*Exercise goal:* Below are entries. Pull out all lines containing "frame".

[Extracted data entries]
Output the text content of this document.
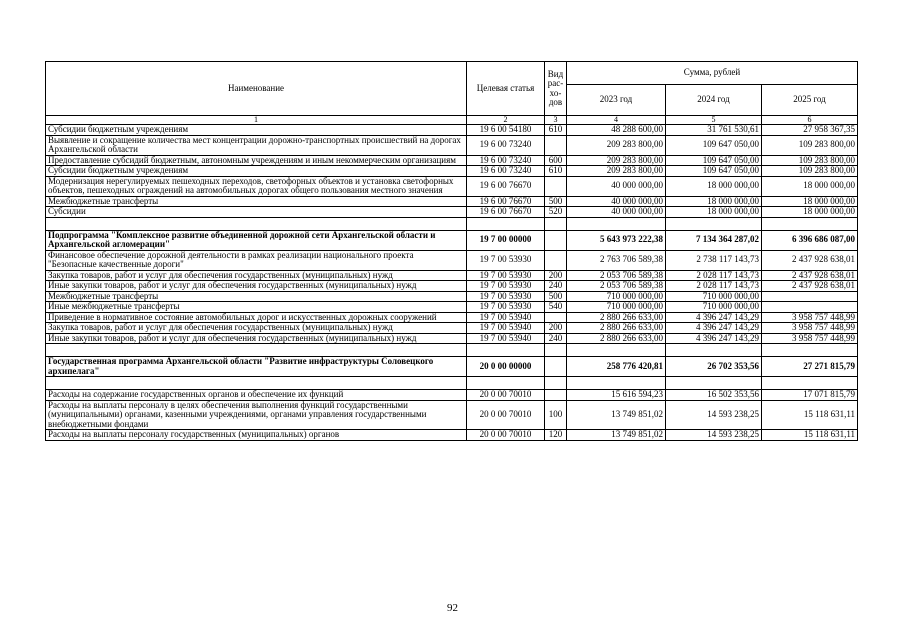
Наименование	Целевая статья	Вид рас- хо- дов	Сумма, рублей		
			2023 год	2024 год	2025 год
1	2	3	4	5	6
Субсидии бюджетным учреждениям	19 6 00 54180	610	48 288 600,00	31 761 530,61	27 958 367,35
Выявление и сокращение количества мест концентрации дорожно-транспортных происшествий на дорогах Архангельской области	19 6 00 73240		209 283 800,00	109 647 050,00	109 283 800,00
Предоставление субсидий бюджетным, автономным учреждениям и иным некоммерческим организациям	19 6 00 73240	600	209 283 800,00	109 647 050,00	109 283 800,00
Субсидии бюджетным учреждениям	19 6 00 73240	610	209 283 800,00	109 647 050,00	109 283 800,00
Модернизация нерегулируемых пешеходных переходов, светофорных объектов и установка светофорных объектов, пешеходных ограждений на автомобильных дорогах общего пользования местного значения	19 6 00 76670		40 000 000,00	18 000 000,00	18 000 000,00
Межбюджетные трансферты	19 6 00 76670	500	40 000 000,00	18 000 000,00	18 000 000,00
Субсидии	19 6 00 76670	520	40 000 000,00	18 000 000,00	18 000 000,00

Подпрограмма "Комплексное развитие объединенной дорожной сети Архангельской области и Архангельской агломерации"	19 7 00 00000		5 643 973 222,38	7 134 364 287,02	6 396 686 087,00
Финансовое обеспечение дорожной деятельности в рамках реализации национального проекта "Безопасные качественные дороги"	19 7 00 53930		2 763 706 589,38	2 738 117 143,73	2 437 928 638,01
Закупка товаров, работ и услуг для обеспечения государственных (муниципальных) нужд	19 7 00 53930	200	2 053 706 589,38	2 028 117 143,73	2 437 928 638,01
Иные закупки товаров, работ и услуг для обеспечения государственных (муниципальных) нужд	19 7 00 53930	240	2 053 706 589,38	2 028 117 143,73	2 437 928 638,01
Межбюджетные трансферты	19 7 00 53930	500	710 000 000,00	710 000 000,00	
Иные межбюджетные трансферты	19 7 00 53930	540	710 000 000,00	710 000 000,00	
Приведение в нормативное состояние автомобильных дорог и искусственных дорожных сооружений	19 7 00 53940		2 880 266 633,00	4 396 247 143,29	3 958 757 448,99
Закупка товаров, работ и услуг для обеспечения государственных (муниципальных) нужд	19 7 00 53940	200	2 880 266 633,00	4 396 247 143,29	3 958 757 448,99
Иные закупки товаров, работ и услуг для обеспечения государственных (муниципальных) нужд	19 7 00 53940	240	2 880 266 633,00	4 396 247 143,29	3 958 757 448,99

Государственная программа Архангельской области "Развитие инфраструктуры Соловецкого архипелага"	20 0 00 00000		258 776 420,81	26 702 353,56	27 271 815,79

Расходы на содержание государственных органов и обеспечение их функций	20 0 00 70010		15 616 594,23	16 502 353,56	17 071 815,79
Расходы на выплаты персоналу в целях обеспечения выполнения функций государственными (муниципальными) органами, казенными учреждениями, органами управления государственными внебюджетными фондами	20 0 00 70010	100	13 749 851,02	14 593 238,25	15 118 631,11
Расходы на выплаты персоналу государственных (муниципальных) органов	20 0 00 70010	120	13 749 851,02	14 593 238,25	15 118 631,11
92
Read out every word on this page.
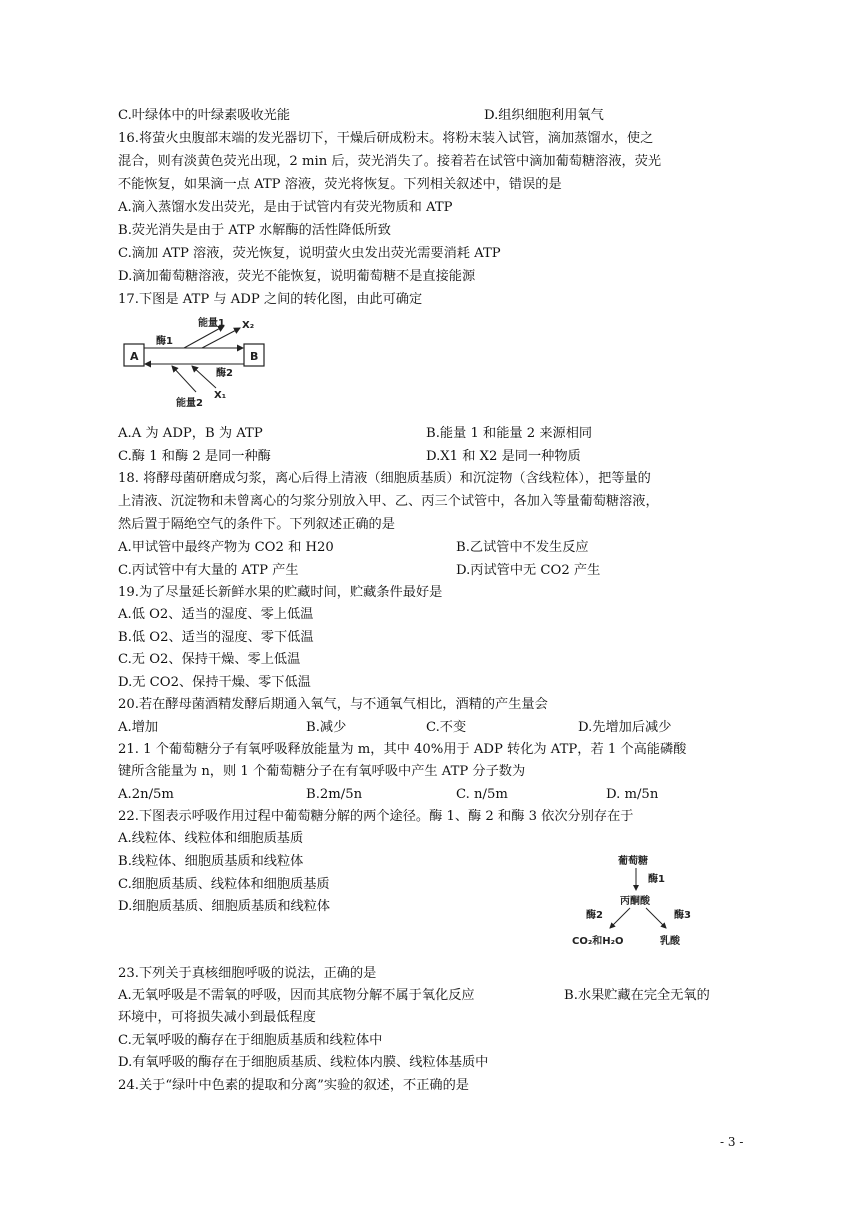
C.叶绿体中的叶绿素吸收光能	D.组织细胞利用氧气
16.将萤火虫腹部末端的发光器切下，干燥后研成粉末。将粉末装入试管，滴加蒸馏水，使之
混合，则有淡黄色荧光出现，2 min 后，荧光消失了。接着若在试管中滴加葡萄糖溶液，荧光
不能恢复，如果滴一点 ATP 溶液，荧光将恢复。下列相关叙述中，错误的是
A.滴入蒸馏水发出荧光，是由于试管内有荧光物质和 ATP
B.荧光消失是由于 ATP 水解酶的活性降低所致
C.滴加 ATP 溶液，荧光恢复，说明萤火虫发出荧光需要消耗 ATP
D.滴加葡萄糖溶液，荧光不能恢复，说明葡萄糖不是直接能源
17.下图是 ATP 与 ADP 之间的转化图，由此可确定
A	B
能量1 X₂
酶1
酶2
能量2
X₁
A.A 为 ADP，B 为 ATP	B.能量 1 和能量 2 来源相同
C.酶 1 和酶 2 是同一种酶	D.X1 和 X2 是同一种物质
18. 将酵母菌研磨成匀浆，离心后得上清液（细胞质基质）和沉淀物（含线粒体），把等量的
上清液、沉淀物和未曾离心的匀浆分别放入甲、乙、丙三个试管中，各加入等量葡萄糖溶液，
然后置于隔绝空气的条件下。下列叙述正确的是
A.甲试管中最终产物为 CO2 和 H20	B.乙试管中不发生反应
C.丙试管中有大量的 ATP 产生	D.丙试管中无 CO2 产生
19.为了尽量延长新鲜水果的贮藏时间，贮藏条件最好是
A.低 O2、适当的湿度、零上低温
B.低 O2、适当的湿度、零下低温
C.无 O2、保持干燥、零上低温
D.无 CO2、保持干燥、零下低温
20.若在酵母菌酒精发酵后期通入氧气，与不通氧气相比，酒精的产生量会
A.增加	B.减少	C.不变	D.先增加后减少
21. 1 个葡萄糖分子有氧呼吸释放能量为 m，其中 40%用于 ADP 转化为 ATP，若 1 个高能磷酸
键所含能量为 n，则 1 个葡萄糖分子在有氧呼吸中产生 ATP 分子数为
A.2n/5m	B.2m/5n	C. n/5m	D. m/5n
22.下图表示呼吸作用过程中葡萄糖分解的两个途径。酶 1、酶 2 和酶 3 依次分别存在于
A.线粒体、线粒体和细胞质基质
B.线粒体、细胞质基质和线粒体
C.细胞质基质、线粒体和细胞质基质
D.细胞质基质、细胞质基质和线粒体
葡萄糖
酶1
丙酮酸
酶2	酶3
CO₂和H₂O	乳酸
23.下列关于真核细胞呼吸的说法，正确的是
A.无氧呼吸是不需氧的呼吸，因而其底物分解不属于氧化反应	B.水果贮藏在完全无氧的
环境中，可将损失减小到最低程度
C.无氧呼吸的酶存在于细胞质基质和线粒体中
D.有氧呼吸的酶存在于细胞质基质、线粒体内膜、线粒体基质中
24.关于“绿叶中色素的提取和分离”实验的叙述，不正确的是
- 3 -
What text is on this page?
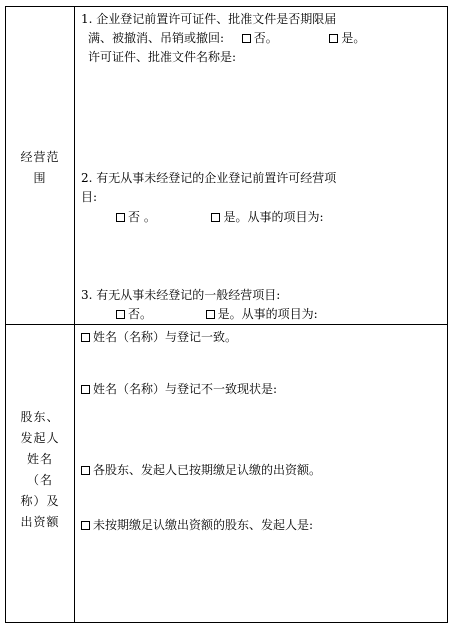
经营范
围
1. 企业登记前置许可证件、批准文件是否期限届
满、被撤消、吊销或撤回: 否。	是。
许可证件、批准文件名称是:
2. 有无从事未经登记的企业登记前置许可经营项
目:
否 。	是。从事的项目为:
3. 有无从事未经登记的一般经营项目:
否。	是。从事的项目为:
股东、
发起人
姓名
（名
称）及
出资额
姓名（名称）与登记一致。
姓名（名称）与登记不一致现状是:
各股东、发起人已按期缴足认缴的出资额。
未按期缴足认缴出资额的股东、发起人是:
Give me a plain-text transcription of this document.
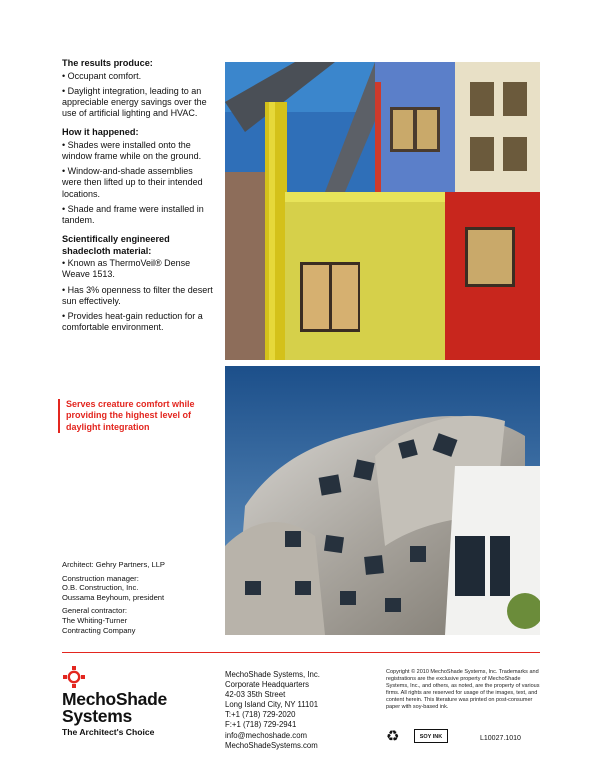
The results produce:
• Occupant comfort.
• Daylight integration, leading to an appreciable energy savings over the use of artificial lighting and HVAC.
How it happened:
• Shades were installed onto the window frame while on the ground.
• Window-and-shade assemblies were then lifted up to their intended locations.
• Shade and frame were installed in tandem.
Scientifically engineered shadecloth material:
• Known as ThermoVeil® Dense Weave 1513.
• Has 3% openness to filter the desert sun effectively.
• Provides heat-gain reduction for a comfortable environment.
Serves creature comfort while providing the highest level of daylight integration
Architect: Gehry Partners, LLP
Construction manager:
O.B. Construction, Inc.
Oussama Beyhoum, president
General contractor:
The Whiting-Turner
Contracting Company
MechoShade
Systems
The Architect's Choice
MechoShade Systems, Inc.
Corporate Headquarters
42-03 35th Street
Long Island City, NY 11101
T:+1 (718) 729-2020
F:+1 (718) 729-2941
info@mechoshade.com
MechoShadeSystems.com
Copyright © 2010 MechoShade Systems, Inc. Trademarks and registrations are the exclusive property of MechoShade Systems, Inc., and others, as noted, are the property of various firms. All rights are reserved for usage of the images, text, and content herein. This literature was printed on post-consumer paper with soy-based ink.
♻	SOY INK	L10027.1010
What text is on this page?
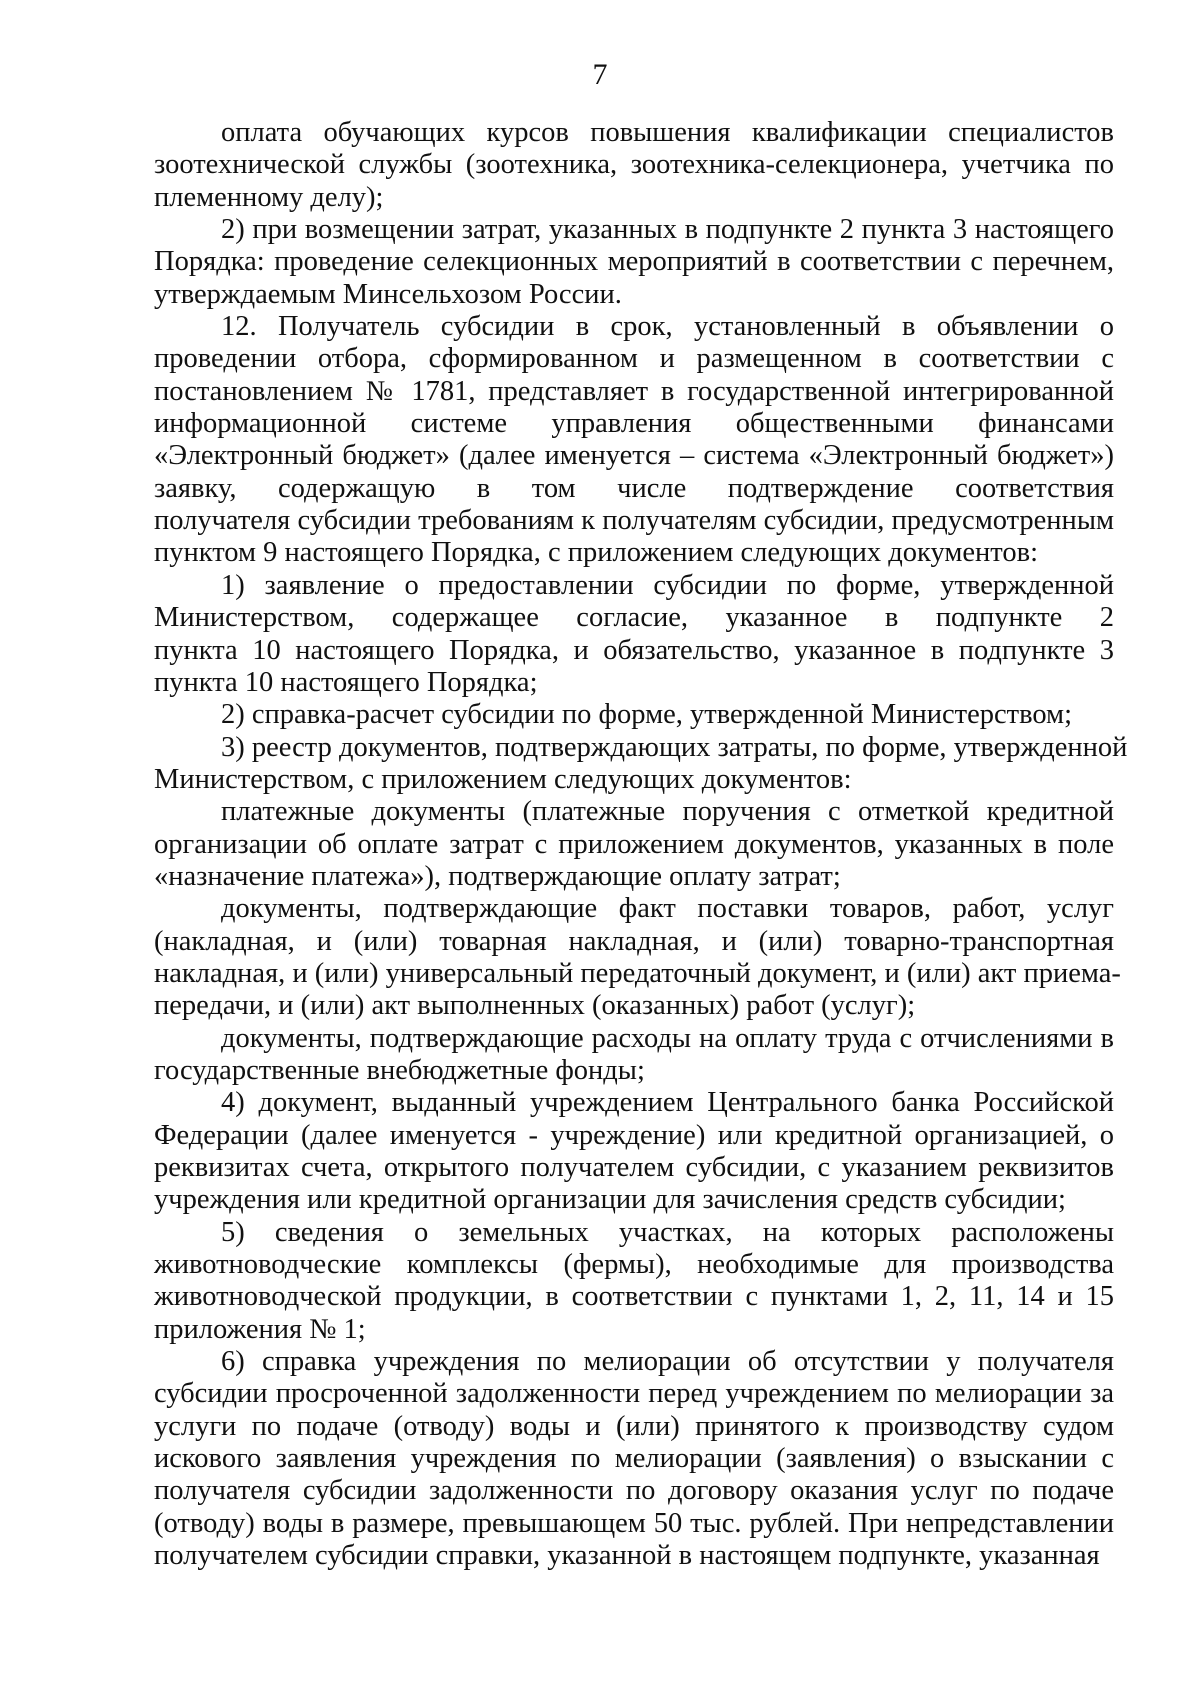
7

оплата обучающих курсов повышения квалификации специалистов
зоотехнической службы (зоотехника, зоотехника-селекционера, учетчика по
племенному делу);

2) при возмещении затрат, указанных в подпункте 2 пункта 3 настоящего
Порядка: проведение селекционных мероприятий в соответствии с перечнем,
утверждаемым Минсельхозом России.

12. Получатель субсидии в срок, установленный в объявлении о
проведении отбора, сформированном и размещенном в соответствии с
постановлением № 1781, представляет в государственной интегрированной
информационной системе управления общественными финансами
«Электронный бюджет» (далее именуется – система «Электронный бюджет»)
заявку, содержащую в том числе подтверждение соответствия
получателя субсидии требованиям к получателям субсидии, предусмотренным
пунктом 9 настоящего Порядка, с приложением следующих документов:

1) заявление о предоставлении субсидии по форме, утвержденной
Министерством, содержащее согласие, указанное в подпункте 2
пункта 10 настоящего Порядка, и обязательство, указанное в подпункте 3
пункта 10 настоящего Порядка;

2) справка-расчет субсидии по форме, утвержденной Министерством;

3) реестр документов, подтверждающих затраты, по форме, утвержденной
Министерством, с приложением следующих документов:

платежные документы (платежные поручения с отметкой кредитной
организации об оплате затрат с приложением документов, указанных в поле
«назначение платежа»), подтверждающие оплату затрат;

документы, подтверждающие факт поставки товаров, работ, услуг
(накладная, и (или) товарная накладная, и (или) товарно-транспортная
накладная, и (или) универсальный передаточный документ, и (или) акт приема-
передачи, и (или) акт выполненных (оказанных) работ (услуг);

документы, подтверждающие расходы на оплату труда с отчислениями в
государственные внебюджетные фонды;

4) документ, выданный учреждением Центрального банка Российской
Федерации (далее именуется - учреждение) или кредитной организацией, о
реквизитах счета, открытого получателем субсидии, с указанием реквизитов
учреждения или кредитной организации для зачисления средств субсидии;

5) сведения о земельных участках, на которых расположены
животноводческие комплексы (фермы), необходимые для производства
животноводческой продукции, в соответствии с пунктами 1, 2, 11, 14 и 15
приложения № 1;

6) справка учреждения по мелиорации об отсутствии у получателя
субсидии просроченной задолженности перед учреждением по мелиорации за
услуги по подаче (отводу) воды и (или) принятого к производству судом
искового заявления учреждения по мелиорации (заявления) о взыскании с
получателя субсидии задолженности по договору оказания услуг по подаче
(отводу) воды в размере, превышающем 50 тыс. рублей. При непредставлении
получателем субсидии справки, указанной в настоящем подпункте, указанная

*Worked answer:*
• Shades were installed onto the window frame while on the ground.
• Shade and frame were installed in tandem.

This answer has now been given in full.